Begin

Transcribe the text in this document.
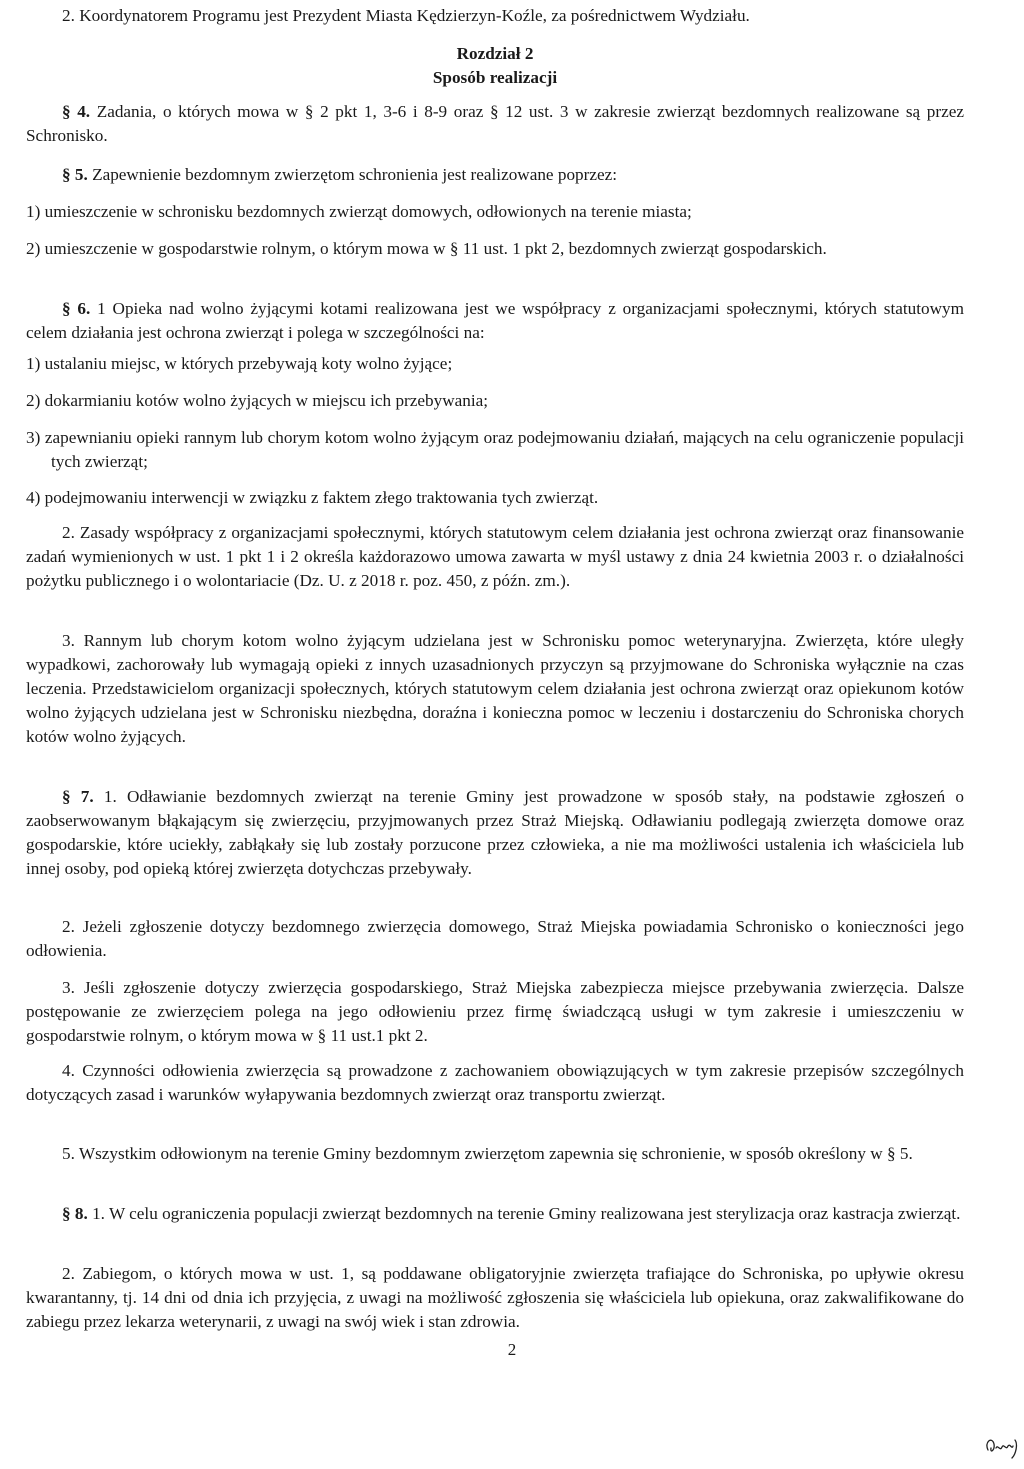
2. Koordynatorem Programu jest Prezydent Miasta Kędzierzyn-Koźle, za pośrednictwem Wydziału.

Rozdział 2

Sposób realizacji

§ 4. Zadania, o których mowa w § 2 pkt 1, 3-6 i 8-9 oraz § 12 ust. 3 w zakresie zwierząt bezdomnych realizowane są przez Schronisko.

§ 5. Zapewnienie bezdomnym zwierzętom schronienia jest realizowane poprzez:

1) umieszczenie w schronisku bezdomnych zwierząt domowych, odłowionych na terenie miasta;

2) umieszczenie w gospodarstwie rolnym, o którym mowa w § 11 ust. 1 pkt 2, bezdomnych zwierząt gospodarskich.

§ 6. 1 Opieka nad wolno żyjącymi kotami realizowana jest we współpracy z organizacjami społecznymi, których statutowym celem działania jest ochrona zwierząt i polega w szczególności na:

1) ustalaniu miejsc, w których przebywają koty wolno żyjące;

2) dokarmianiu kotów wolno żyjących w miejscu ich przebywania;

3) zapewnianiu opieki rannym lub chorym kotom wolno żyjącym oraz podejmowaniu działań, mających na celu ograniczenie populacji tych zwierząt;

4) podejmowaniu interwencji w związku z faktem złego traktowania tych zwierząt.

2. Zasady współpracy z organizacjami społecznymi, których statutowym celem działania jest ochrona zwierząt oraz finansowanie zadań wymienionych w ust. 1 pkt 1 i 2 określa każdorazowo umowa zawarta w myśl ustawy z dnia 24 kwietnia 2003 r. o działalności pożytku publicznego i o wolontariacie (Dz. U. z 2018 r. poz. 450, z późn. zm.).

3. Rannym lub chorym kotom wolno żyjącym udzielana jest w Schronisku pomoc weterynaryjna. Zwierzęta, które uległy wypadkowi, zachorowały lub wymagają opieki z innych uzasadnionych przyczyn są przyjmowane do Schroniska wyłącznie na czas leczenia. Przedstawicielom organizacji społecznych, których statutowym celem działania jest ochrona zwierząt oraz opiekunom kotów wolno żyjących udzielana jest w Schronisku niezbędna, doraźna i konieczna pomoc w leczeniu i dostarczeniu do Schroniska chorych kotów wolno żyjących.

§ 7. 1. Odławianie bezdomnych zwierząt na terenie Gminy jest prowadzone w sposób stały, na podstawie zgłoszeń o zaobserwowanym błąkającym się zwierzęciu, przyjmowanych przez Straż Miejską. Odławianiu podlegają zwierzęta domowe oraz gospodarskie, które uciekły, zabłąkały się lub zostały porzucone przez człowieka, a nie ma możliwości ustalenia ich właściciela lub innej osoby, pod opieką której zwierzęta dotychczas przebywały.

2. Jeżeli zgłoszenie dotyczy bezdomnego zwierzęcia domowego, Straż Miejska powiadamia Schronisko o konieczności jego odłowienia.

3. Jeśli zgłoszenie dotyczy zwierzęcia gospodarskiego, Straż Miejska zabezpiecza miejsce przebywania zwierzęcia. Dalsze postępowanie ze zwierzęciem polega na jego odłowieniu przez firmę świadczącą usługi w tym zakresie i umieszczeniu w gospodarstwie rolnym, o którym mowa w § 11 ust.1 pkt 2.

4. Czynności odłowienia zwierzęcia są prowadzone z zachowaniem obowiązujących w tym zakresie przepisów szczególnych dotyczących zasad i warunków wyłapywania bezdomnych zwierząt oraz transportu zwierząt.

5. Wszystkim odłowionym na terenie Gminy bezdomnym zwierzętom zapewnia się schronienie, w sposób określony w § 5.

§ 8. 1. W celu ograniczenia populacji zwierząt bezdomnych na terenie Gminy realizowana jest sterylizacja oraz kastracja zwierząt.

2. Zabiegom, o których mowa w ust. 1, są poddawane obligatoryjnie zwierzęta trafiające do Schroniska, po upływie okresu kwarantanny, tj. 14 dni od dnia ich przyjęcia, z uwagi na możliwość zgłoszenia się właściciela lub opiekuna, oraz zakwalifikowane do zabiegu przez lekarza weterynarii, z uwagi na swój wiek i stan zdrowia.

2
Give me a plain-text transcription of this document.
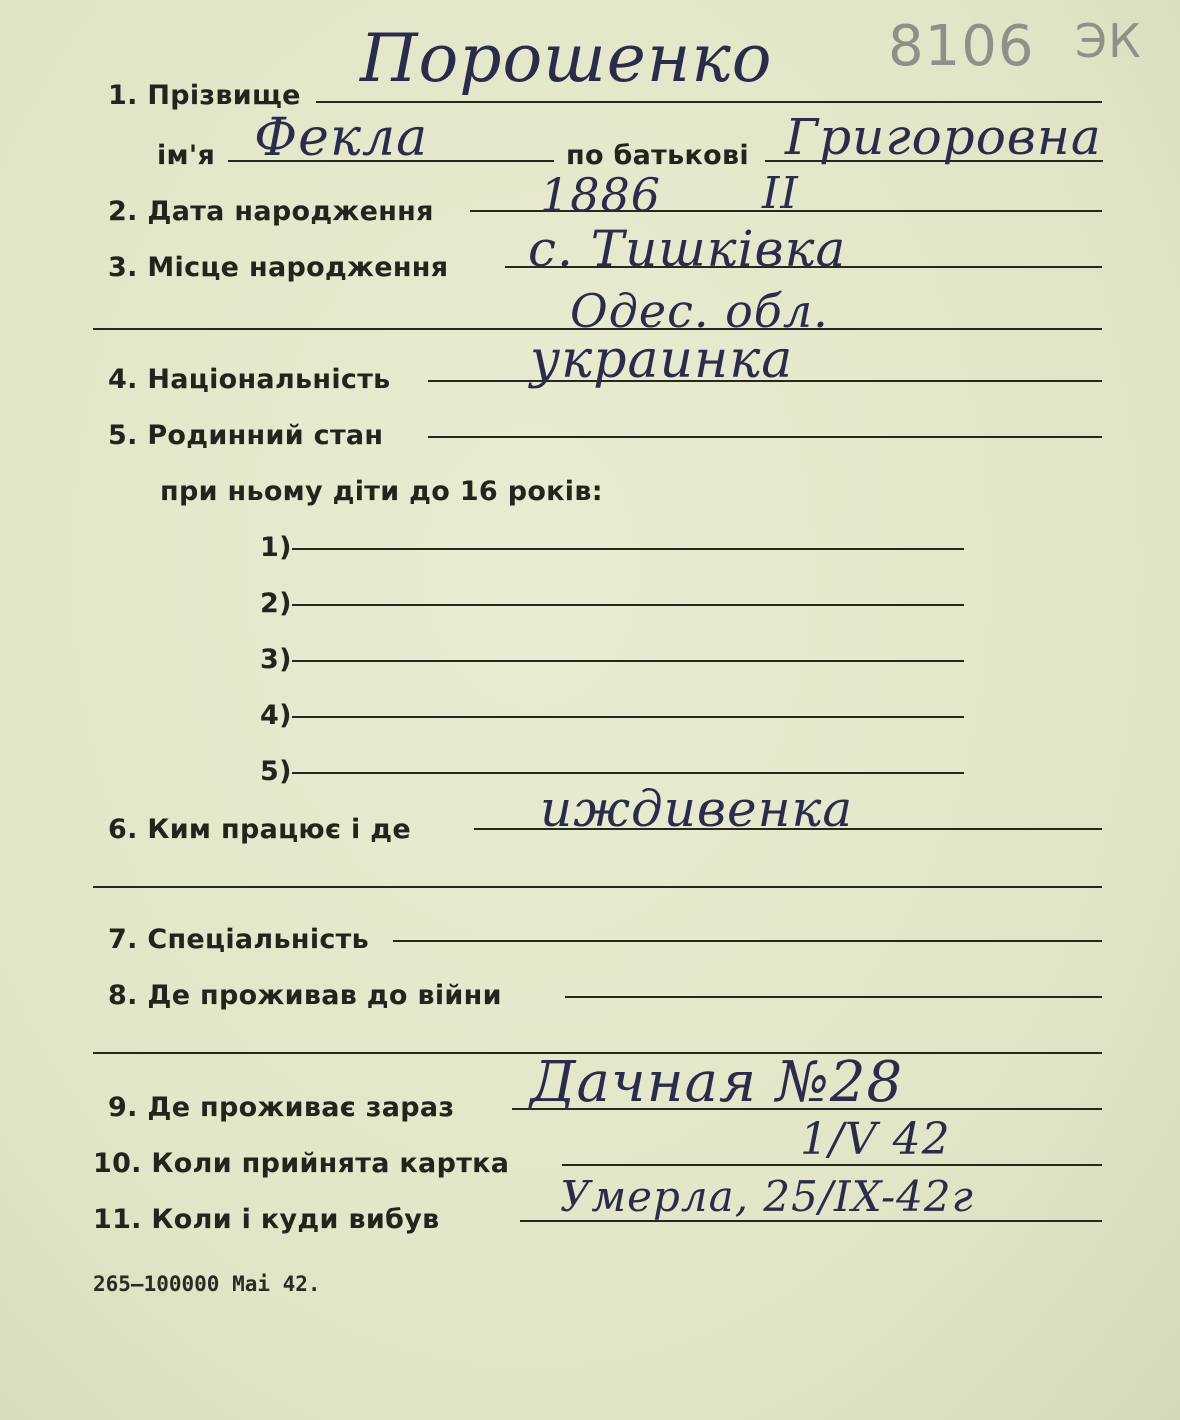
8106 ЭК
1. Прізвище Порошенко
ім'я Фекла	по батькові Григоровна
2. Дата народження 1886 II
3. Місце народження с. Тишківка
Одес. обл.
4. Національність	украинка
5. Родинний стан
при ньому діти до 16 років:
1)
2)
3)
4)
5)
6. Ким працює і де	иждивенка
7. Спеціальність
8. Де проживав до війни
9. Де проживає зараз Дачная №28
10. Коли прийнята картка	1/V 42
11. Коли і куди вибув	Умерла, 25/IX-42г
265—100000 Mai 42.
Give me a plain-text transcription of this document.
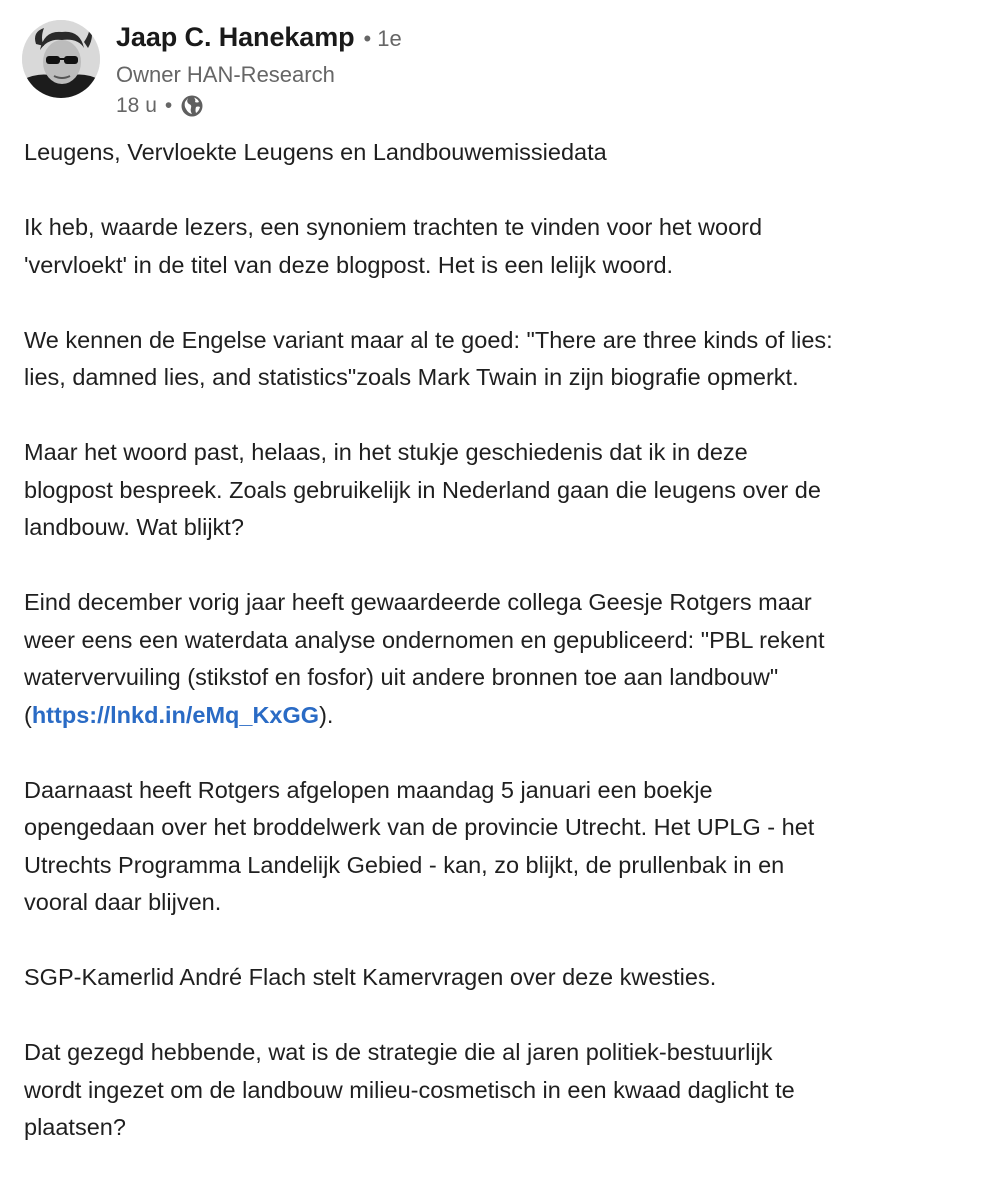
Jaap C. Hanekamp • 1e
Owner HAN-Research
18 u •

Leugens, Vervloekte Leugens en Landbouwemissiedata

Ik heb, waarde lezers, een synoniem trachten te vinden voor het woord
'vervloekt' in de titel van deze blogpost. Het is een lelijk woord.

We kennen de Engelse variant maar al te goed: "There are three kinds of lies:
lies, damned lies, and statistics"zoals Mark Twain in zijn biografie opmerkt.

Maar het woord past, helaas, in het stukje geschiedenis dat ik in deze
blogpost bespreek. Zoals gebruikelijk in Nederland gaan die leugens over de
landbouw. Wat blijkt?

Eind december vorig jaar heeft gewaardeerde collega Geesje Rotgers maar
weer eens een waterdata analyse ondernomen en gepubliceerd: "PBL rekent
watervervuiling (stikstof en fosfor) uit andere bronnen toe aan landbouw"
(https://lnkd.in/eMq_KxGG).

Daarnaast heeft Rotgers afgelopen maandag 5 januari een boekje
opengedaan over het broddelwerk van de provincie Utrecht. Het UPLG - het
Utrechts Programma Landelijk Gebied - kan, zo blijkt, de prullenbak in en
vooral daar blijven.

SGP-Kamerlid André Flach stelt Kamervragen over deze kwesties.

Dat gezegd hebbende, wat is de strategie die al jaren politiek-bestuurlijk
wordt ingezet om de landbouw milieu-cosmetisch in een kwaad daglicht te
plaatsen?
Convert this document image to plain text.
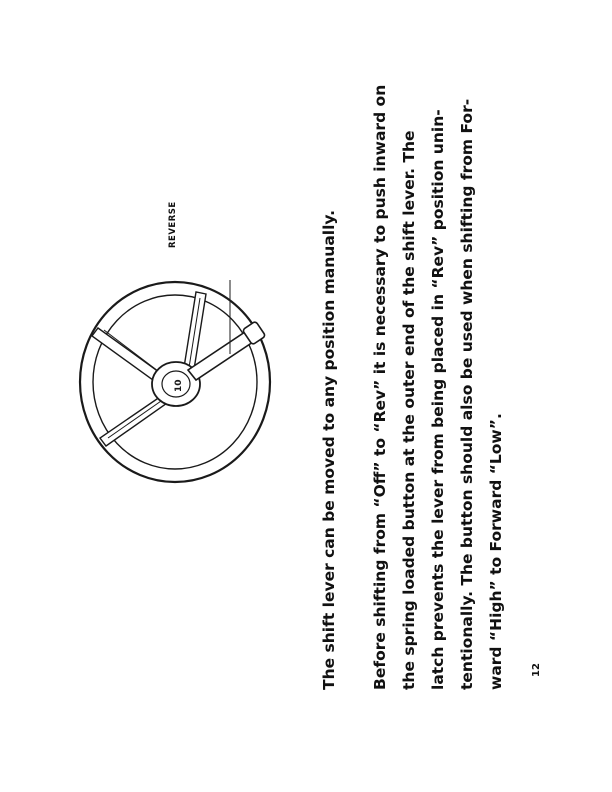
10
REVERSE	The shift lever can be moved to any position manually.	Before shifting from “Off” to “Rev” it is necessary to push inward on the spring loaded button at the outer end of the shift lever. The latch prevents the lever from being placed in “Rev” position unin- tentionally. The button should also be used when shifting from For- ward “High” to Forward “Low”.	12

End

▶ [Brief]
Look for the word "document" and return every line where it occurs.

▶ [Complete output]
Transcribe the text in this document.
Give me a plain-text transcription of this document.
Give me a plain-text transcription of this document.
Convert this document image to plain text.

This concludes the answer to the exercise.